Collection entries
Begin
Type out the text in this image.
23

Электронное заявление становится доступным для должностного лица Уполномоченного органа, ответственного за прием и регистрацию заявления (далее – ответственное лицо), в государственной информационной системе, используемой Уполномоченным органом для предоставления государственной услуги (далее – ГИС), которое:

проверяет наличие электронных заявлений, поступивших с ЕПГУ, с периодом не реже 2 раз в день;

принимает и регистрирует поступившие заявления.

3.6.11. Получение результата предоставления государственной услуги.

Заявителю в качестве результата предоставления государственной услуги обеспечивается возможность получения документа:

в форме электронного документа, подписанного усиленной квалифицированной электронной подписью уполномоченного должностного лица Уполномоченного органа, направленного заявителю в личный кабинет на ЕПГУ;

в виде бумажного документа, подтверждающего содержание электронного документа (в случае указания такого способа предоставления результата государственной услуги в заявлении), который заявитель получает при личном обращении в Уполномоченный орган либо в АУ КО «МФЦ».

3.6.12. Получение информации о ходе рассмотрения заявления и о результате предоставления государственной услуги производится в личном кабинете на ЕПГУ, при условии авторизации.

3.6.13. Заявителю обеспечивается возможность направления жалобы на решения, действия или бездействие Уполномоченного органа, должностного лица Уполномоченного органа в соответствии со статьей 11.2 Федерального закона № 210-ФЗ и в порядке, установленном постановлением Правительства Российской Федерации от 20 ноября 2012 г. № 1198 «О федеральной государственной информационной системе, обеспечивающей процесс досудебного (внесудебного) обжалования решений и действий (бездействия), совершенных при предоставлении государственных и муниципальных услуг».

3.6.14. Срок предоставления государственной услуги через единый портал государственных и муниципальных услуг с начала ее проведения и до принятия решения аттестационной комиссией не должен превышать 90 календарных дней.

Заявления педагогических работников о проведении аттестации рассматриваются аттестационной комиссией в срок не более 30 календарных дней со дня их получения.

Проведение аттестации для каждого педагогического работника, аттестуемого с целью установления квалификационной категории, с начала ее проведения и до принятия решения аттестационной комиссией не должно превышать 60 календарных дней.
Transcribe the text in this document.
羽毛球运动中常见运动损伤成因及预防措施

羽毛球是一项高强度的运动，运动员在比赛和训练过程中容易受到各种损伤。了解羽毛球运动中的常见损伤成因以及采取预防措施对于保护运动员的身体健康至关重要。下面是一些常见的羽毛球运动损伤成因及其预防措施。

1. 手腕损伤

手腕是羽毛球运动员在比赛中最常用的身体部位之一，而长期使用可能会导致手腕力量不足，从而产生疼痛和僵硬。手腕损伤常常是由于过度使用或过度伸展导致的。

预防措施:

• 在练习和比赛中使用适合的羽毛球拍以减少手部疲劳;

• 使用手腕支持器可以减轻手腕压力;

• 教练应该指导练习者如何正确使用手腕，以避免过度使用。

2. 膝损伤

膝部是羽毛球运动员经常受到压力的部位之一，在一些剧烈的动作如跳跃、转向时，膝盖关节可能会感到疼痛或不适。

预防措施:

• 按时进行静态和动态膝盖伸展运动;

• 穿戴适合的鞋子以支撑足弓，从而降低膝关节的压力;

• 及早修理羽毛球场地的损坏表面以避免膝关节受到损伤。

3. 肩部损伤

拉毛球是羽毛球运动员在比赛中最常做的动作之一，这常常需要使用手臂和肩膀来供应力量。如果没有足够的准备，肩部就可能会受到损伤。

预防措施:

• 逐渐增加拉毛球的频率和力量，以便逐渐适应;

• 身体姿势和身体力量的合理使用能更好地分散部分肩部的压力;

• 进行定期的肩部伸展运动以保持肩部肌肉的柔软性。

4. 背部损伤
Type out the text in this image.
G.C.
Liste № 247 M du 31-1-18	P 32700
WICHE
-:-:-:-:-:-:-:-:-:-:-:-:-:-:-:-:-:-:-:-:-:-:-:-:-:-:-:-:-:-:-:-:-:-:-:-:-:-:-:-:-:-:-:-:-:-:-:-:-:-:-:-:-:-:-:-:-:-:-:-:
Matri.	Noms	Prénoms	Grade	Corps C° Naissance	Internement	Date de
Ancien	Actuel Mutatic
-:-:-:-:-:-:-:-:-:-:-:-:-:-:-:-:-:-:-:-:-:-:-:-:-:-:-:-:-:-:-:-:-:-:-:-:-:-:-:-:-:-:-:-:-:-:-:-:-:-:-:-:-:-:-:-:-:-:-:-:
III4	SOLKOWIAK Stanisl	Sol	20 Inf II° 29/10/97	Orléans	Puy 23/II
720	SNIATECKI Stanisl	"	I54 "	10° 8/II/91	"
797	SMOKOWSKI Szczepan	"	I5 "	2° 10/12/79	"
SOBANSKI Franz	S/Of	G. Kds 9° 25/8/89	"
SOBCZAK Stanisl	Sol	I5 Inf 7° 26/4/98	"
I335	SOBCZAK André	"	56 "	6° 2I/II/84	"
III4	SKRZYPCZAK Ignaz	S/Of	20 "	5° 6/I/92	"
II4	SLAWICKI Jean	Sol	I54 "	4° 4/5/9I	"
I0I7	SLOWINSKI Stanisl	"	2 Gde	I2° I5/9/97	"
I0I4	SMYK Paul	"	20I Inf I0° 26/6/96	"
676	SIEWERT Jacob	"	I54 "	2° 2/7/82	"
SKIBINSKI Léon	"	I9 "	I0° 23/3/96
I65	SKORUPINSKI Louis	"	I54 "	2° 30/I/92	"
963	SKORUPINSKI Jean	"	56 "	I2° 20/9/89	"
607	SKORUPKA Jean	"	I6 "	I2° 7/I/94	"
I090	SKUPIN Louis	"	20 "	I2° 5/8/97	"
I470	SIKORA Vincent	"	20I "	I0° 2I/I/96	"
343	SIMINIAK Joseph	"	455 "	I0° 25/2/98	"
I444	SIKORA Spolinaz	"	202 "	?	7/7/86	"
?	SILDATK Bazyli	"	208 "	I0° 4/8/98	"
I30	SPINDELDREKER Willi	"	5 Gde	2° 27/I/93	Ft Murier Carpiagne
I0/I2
End
**REQUIREMENT**.
Check each line above for the string "SIKORA" and show the ones that have it.

**ANSWER FOR THE TASK**.
I470	SIKORA Vincent	"	20I "	I0° 2I/I/96	"
I444	SIKORA Spolinaz	"	202 "	?	7/7/86	"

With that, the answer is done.